- [The exercise]
Search the data for the word "iloc" and copy every line where it occurs.

## Begin Exercise material

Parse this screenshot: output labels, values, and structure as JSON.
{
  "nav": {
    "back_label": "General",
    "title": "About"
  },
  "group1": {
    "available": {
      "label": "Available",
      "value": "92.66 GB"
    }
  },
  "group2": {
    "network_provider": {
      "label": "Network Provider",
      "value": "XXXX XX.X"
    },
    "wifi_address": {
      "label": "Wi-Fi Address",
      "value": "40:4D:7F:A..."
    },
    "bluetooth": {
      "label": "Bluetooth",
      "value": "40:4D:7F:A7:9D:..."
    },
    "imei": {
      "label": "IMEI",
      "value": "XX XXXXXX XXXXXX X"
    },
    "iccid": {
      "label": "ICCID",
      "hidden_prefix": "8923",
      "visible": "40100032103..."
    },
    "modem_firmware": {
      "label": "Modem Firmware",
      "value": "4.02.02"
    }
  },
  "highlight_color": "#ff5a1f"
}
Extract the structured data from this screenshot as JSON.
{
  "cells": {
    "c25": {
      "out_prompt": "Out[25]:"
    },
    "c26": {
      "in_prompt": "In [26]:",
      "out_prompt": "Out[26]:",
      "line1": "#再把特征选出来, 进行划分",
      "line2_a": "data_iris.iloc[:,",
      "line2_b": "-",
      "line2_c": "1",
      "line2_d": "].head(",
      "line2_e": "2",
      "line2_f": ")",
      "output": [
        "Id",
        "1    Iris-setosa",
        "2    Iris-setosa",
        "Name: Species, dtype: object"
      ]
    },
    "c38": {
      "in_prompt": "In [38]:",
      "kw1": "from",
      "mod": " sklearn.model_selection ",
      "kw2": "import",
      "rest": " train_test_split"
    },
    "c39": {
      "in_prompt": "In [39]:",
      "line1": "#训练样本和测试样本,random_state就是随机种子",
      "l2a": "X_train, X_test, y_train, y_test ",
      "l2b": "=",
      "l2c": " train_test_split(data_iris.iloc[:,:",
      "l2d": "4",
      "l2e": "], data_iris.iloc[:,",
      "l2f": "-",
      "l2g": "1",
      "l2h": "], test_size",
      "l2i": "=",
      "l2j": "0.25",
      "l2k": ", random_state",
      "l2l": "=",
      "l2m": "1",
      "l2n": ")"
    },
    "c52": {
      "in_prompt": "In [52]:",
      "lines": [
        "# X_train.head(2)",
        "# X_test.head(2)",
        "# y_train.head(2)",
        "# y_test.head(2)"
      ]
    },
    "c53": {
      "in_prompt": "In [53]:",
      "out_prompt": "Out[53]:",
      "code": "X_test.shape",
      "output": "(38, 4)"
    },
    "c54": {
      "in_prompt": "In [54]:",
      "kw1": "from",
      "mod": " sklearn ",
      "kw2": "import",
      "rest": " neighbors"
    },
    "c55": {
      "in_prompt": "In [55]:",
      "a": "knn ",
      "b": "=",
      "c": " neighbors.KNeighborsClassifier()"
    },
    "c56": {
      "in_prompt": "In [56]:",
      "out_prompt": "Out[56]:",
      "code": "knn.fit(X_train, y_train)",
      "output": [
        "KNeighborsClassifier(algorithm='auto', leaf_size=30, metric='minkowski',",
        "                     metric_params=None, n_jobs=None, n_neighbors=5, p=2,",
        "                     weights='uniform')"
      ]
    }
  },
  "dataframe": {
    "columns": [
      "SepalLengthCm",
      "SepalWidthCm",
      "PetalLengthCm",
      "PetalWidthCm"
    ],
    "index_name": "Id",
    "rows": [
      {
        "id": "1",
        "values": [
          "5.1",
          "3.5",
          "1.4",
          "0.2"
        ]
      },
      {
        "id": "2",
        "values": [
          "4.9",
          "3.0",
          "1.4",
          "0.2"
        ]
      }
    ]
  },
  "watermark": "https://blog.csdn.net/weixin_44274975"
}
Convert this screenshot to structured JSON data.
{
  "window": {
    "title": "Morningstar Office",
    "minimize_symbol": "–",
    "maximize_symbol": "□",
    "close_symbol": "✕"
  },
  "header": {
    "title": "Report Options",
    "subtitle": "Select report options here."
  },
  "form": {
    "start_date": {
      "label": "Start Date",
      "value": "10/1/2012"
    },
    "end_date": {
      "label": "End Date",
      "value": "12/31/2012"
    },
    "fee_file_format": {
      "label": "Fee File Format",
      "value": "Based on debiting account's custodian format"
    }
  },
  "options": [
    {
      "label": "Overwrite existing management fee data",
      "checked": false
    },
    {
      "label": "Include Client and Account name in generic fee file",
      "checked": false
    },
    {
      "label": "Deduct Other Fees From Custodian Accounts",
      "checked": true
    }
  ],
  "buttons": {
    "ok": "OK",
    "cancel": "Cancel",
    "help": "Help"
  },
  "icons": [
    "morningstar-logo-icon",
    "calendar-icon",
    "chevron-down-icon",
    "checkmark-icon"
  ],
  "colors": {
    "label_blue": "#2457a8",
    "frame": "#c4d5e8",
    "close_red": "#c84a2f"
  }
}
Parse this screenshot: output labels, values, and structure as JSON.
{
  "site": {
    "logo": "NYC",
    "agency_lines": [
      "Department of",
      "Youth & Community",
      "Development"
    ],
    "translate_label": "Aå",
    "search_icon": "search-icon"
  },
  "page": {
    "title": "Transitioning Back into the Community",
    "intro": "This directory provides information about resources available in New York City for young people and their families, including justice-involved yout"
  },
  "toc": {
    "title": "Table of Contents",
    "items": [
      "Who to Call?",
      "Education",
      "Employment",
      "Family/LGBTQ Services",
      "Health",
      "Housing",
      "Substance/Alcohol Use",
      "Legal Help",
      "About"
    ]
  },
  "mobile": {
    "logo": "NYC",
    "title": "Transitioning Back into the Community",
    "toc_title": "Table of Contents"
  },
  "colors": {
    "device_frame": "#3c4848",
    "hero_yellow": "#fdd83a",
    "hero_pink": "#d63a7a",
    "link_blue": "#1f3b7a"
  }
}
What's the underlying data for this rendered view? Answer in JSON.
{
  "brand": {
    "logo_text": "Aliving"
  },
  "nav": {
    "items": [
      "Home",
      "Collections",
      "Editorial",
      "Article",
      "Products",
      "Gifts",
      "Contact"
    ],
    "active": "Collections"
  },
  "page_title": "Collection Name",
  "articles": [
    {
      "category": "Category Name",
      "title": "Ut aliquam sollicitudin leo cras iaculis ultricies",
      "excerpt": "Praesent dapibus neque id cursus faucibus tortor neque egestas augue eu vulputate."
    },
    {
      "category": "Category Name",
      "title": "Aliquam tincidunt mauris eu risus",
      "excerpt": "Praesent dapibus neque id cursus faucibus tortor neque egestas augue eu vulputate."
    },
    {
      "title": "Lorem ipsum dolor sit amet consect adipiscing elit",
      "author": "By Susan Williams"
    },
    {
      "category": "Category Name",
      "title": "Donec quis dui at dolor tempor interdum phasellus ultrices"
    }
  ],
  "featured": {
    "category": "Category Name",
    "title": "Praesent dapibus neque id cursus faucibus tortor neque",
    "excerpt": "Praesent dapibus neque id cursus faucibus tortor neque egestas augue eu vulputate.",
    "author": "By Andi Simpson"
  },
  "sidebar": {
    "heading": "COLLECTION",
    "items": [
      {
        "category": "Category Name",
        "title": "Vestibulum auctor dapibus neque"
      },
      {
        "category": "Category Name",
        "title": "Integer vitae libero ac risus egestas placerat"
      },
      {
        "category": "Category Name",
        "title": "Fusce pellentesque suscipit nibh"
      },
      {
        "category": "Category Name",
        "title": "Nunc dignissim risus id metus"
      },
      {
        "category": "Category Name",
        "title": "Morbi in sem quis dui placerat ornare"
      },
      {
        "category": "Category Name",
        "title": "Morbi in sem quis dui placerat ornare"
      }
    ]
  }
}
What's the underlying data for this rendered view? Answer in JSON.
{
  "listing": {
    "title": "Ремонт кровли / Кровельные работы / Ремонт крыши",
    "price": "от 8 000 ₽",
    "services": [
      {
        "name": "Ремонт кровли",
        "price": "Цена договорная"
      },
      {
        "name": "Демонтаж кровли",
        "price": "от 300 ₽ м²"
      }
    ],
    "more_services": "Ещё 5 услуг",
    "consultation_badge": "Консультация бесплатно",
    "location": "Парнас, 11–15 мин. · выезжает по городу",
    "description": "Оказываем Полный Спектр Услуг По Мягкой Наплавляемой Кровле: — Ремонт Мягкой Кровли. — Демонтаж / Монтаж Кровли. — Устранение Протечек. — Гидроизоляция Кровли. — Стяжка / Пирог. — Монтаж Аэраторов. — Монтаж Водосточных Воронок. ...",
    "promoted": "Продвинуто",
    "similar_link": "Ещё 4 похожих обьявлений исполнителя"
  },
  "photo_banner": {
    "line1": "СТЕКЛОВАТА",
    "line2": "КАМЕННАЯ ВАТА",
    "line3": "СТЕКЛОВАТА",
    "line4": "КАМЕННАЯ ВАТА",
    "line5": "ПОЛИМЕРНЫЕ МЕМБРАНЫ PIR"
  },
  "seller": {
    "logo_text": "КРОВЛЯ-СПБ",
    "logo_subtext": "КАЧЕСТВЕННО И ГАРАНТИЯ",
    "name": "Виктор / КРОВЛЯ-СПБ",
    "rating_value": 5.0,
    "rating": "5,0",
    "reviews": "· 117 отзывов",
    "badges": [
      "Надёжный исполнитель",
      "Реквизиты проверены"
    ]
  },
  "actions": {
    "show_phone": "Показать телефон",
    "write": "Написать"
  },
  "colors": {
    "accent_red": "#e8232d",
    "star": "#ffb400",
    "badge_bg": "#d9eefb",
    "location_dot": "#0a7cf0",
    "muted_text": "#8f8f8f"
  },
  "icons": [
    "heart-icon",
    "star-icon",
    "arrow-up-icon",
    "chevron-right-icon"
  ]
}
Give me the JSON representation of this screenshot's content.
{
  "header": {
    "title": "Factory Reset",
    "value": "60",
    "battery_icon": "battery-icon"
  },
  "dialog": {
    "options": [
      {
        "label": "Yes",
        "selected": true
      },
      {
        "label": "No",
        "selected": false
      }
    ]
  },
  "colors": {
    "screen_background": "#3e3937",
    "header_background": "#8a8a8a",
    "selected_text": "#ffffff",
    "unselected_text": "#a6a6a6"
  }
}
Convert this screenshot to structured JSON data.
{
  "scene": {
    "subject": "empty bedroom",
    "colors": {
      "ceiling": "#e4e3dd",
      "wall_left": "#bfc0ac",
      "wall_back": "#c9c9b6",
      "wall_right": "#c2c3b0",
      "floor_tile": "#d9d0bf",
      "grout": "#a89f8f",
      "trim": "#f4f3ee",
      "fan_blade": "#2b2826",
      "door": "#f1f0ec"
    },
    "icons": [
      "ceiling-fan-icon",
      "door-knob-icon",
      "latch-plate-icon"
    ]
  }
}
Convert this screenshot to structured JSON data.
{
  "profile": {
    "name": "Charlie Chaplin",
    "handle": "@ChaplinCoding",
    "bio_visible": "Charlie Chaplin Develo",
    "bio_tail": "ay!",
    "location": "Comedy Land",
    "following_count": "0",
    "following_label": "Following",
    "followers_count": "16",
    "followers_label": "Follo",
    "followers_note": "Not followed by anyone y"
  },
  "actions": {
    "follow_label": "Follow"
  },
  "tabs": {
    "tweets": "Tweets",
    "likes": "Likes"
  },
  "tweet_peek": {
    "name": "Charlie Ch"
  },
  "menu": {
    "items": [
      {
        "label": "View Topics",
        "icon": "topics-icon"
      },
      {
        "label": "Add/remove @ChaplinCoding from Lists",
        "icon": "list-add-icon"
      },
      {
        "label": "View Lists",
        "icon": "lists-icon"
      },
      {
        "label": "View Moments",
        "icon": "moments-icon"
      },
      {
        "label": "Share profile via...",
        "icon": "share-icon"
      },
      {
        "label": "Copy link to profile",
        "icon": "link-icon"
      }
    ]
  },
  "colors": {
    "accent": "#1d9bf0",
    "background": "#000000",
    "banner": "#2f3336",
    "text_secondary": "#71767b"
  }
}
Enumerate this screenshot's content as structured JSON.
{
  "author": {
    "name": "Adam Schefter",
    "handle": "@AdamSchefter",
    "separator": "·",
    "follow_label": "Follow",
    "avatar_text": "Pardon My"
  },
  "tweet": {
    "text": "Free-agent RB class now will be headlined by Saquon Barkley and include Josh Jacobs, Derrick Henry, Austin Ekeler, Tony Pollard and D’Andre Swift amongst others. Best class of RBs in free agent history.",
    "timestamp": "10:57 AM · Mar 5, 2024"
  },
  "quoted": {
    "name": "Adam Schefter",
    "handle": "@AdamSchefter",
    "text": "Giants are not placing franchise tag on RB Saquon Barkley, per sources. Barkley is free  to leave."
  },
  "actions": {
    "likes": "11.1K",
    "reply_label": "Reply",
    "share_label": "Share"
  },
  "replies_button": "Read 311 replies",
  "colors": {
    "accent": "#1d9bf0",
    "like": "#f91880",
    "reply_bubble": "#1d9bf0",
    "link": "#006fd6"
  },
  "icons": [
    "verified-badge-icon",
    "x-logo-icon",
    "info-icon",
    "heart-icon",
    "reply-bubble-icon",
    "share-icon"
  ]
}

## End Exercise material

- [Output]
      "line2_a": "data_iris.iloc[:,",
      "l2c": " train_test_split(data_iris.iloc[:,:",
      "l2e": "], data_iris.iloc[:,",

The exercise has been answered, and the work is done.